Records from a data source
#####

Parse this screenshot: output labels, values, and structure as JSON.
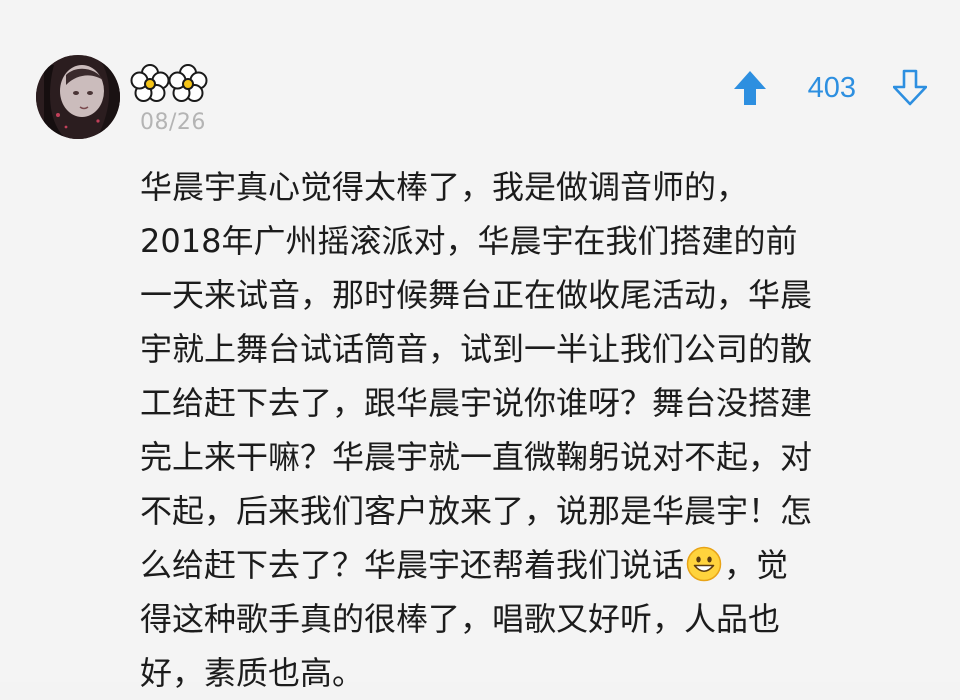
{
  "comment": {
    "username_icon": "flower-nickname-icon",
    "date": "08/26",
    "upvote_icon": "arrow-up-icon",
    "vote_count": "403",
    "downvote_icon": "arrow-down-icon",
    "lines": [
      "华晨宇真心觉得太棒了，我是做调音师的，",
      "2018年广州摇滚派对，华晨宇在我们搭建的前",
      "一天来试音，那时候舞台正在做收尾活动，华晨",
      "宇就上舞台试话筒音，试到一半让我们公司的散",
      "工给赶下去了，跟华晨宇说你谁呀？舞台没搭建",
      "完上来干嘛？华晨宇就一直微鞠躬说对不起，对",
      "不起，后来我们客户放来了，说那是华晨宇！怎",
      "么给赶下去了？华晨宇还帮着我们说话",
      "，觉",
      "得这种歌手真的很棒了，唱歌又好听，人品也",
      "好，素质也高。"
    ],
    "emoji_icon": "grinning-face-emoji-icon"
  },
  "colors": {
    "accent": "#2d8fe0",
    "date": "#b4b4b4",
    "text": "#1c1c1c",
    "background": "#f4f4f4"
  }
}
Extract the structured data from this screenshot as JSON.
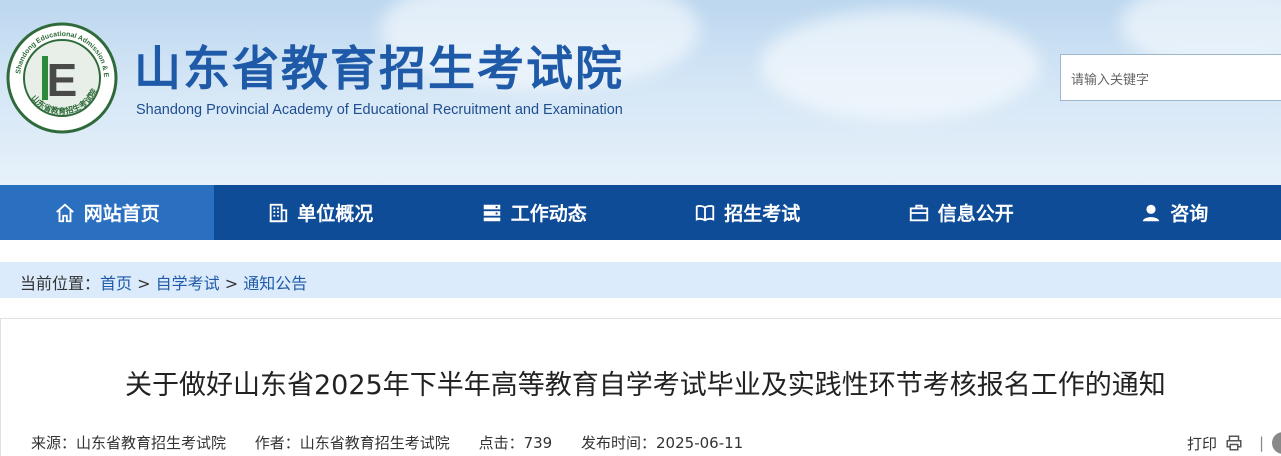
{
  "header": {
    "title": "山东省教育招生考试院",
    "subtitle": "Shandong Provincial Academy of Educational Recruitment and Examination",
    "seal_text_top": "Shandong Educational Admission & Examination",
    "seal_text_bottom": "山东省教育招生考试院",
    "seal_letter": "E",
    "search_placeholder": "请输入关键字"
  },
  "nav": {
    "items": [
      {
        "label": "网站首页",
        "icon": "home-icon"
      },
      {
        "label": "单位概况",
        "icon": "building-icon"
      },
      {
        "label": "工作动态",
        "icon": "server-icon"
      },
      {
        "label": "招生考试",
        "icon": "book-icon"
      },
      {
        "label": "信息公开",
        "icon": "briefcase-icon"
      },
      {
        "label": "咨询",
        "icon": "user-icon"
      }
    ]
  },
  "breadcrumb": {
    "prefix": "当前位置：",
    "items": [
      "首页",
      "自学考试",
      "通知公告"
    ],
    "separator": " > "
  },
  "article": {
    "title": "关于做好山东省2025年下半年高等教育自学考试毕业及实践性环节考核报名工作的通知",
    "source": "来源：山东省教育招生考试院",
    "author": "作者：山东省教育招生考试院",
    "clicks": "点击：739",
    "published": "发布时间：2025-06-11",
    "print_label": "打印",
    "divider": "|"
  },
  "colors": {
    "nav_bg": "#0f4c97",
    "nav_active": "#2b6fc1",
    "title_blue": "#1f5aa8",
    "breadcrumb_bg": "#dcebfb"
  }
}
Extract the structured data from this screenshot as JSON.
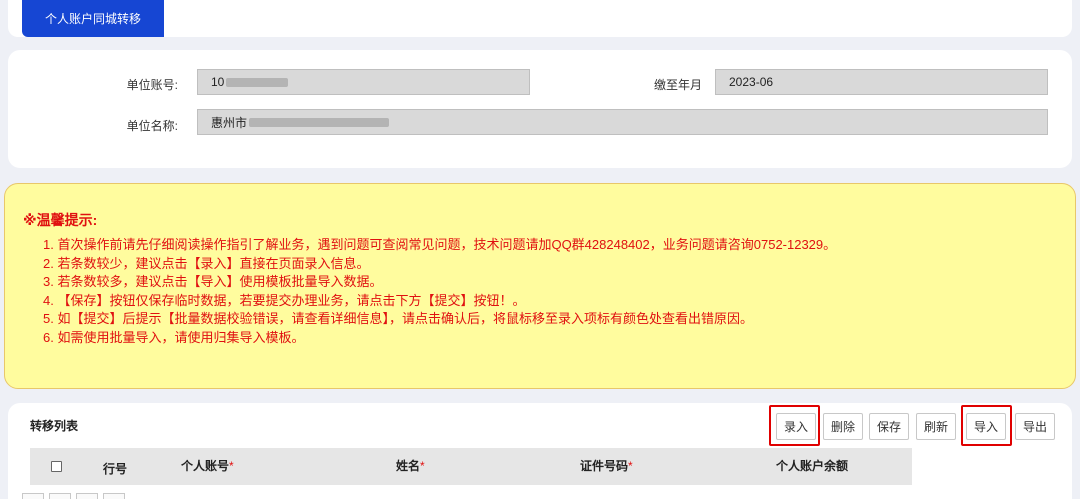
{
  "tab": {
    "label": "个人账户同城转移"
  },
  "info": {
    "unit_account_label": "单位账号:",
    "unit_account_value": "10",
    "pay_until_label": "缴至年月",
    "pay_until_value": "2023-06",
    "unit_name_label": "单位名称:",
    "unit_name_value": "惠州市"
  },
  "tips": {
    "title": "※温馨提示:",
    "items": [
      "1. 首次操作前请先仔细阅读操作指引了解业务，遇到问题可查阅常见问题，技术问题请加QQ群428248402，业务问题请咨询0752-12329。",
      "2. 若条数较少，建议点击【录入】直接在页面录入信息。",
      "3. 若条数较多，建议点击【导入】使用模板批量导入数据。",
      "4. 【保存】按钮仅保存临时数据，若要提交办理业务，请点击下方【提交】按钮！。",
      "5. 如【提交】后提示【批量数据校验错误，请查看详细信息】，请点击确认后，将鼠标移至录入项标有颜色处查看出错原因。",
      "6. 如需使用批量导入，请使用归集导入模板。"
    ]
  },
  "list": {
    "title": "转移列表",
    "buttons": {
      "enter": "录入",
      "delete": "删除",
      "save": "保存",
      "refresh": "刷新",
      "import": "导入",
      "export": "导出"
    },
    "columns": {
      "row_no": "行号",
      "personal_account": "个人账号",
      "name": "姓名",
      "id_number": "证件号码",
      "balance": "个人账户余额"
    },
    "required_mark": "*"
  },
  "colors": {
    "accent": "#1646d3",
    "tip_text": "#e01010",
    "tip_background": "#fffc9e",
    "highlight_border": "#e00000"
  }
}
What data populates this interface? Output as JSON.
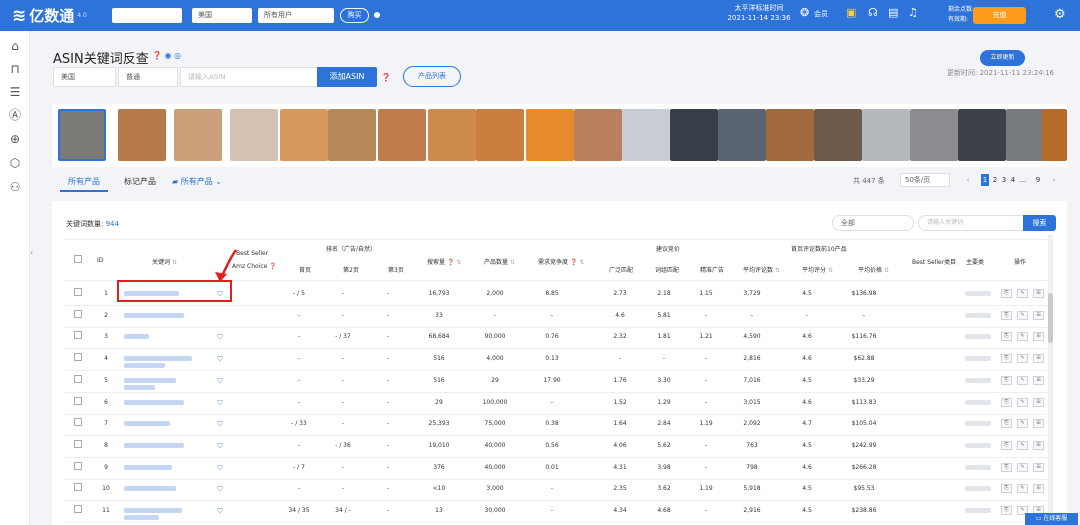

#####

Filter the records above and return every line that holds the word "this".

Parse this screenshot: output labels, values, and structure as JSON.
Extract the structured data from this screenshot as JSON.
Extract the structured data from this screenshot as JSON.
What data populates this interface? Output as JSON.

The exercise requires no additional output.